[BEGIN GIVEN RECORDS]

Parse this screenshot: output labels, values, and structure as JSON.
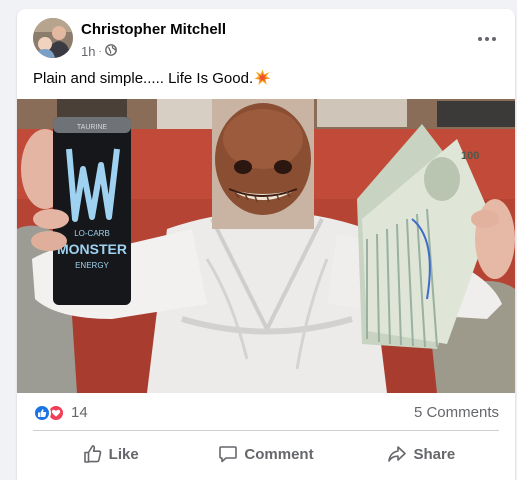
{
  "post": {
    "author": "Christopher Mitchell",
    "time": "1h",
    "privacy_icon": "globe-icon",
    "text": "Plain and simple..... Life Is Good.",
    "text_emoji": "explosion-emoji",
    "photo": {
      "description_icon": "photo",
      "can_brand": "MONSTER",
      "can_top": "TAURINE",
      "can_sub": "LO-CARB",
      "can_bottom": "ENERGY",
      "bill_value": "100"
    }
  },
  "stats": {
    "reaction_icons": [
      "like-reaction-icon",
      "love-reaction-icon"
    ],
    "reaction_count": "14",
    "comments": "5 Comments"
  },
  "actions": {
    "like": "Like",
    "comment": "Comment",
    "share": "Share"
  },
  "colors": {
    "accent": "#1b74e4",
    "love": "#f33e58",
    "secondary_text": "#65676b",
    "divider": "#ced0d4"
  }
}
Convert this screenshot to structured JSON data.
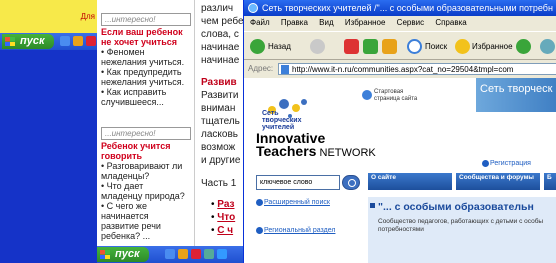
{
  "desktop": {
    "notice_text": "Для",
    "taskbar": {
      "start_label": "пуск"
    }
  },
  "notes": [
    {
      "header": "...интересно!",
      "title": [
        "Если ваш ребенок",
        "не хочет учиться"
      ],
      "lines": [
        "• Феномен",
        "нежелания учиться.",
        "• Как предупредить",
        "нежелания учиться.",
        "• Как исправить",
        "случившееся..."
      ]
    },
    {
      "header": "...интересно!",
      "title": [
        "Ребенок учится",
        "говорить"
      ],
      "lines": [
        "• Разговаривают ли",
        "младенцы?",
        "• Что дает",
        "младенцу природа?",
        "• С чего же",
        "начинается",
        "развитие речи",
        "ребенка? ..."
      ]
    }
  ],
  "article": {
    "lines": [
      "различ",
      "чем ребе",
      "слова, с",
      "начинае",
      "начинае"
    ],
    "heading": "Развив",
    "lines2": [
      "Развити",
      "вниман",
      "тщатель",
      "ласковь",
      "возмож",
      "и другие"
    ],
    "part": "Часть 1",
    "bullets": [
      "Раз",
      "Что",
      "С ч"
    ]
  },
  "ie": {
    "title": "Сеть творческих учителей /\"... с особыми образовательными потребн",
    "menu": [
      "Файл",
      "Правка",
      "Вид",
      "Избранное",
      "Сервис",
      "Справка"
    ],
    "toolbar": {
      "back_label": "Назад",
      "search_label": "Поиск",
      "favorites_label": "Избранное"
    },
    "address": {
      "label": "Адрес:",
      "url": "http://www.it-n.ru/communities.aspx?cat_no=29504&tmpl=com"
    },
    "page": {
      "banner_text": "Сеть творческ",
      "logo_text": [
        "Сеть",
        "творческих",
        "учителей"
      ],
      "home_link": [
        "Стартовая",
        "страница сайта"
      ],
      "itn_line1": "Innovative",
      "itn_line2_bold": "Teachers",
      "itn_line2_rest": " NETWORK",
      "registration": "Регистрация",
      "search_value": "ключевое слово",
      "tabs": [
        "О сайте",
        "Сообщества и форумы",
        "Б"
      ],
      "advanced_search": "Расширенный поиск",
      "regional_section": "Региональный раздел",
      "content_title": "\"... с особыми образовательн",
      "content_desc": "Сообщество педагогов, работающих с детьми с особы потребностями"
    }
  },
  "colors": {
    "desktop_blue": "#1533c8",
    "xp_title_blue": "#0a3cc8",
    "start_green": "#2d8a28",
    "note_red": "#d0001c",
    "notice_yellow": "#f7e94a"
  }
}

[END GIVEN RECORDS]

:: BRIEF ::
Search the records for the word "this" and copy every line where it occurs.

:: TASK RESPONSE ::
Parse this screenshot: output labels, values, and structure as JSON.
Convert this screenshot to structured JSON data.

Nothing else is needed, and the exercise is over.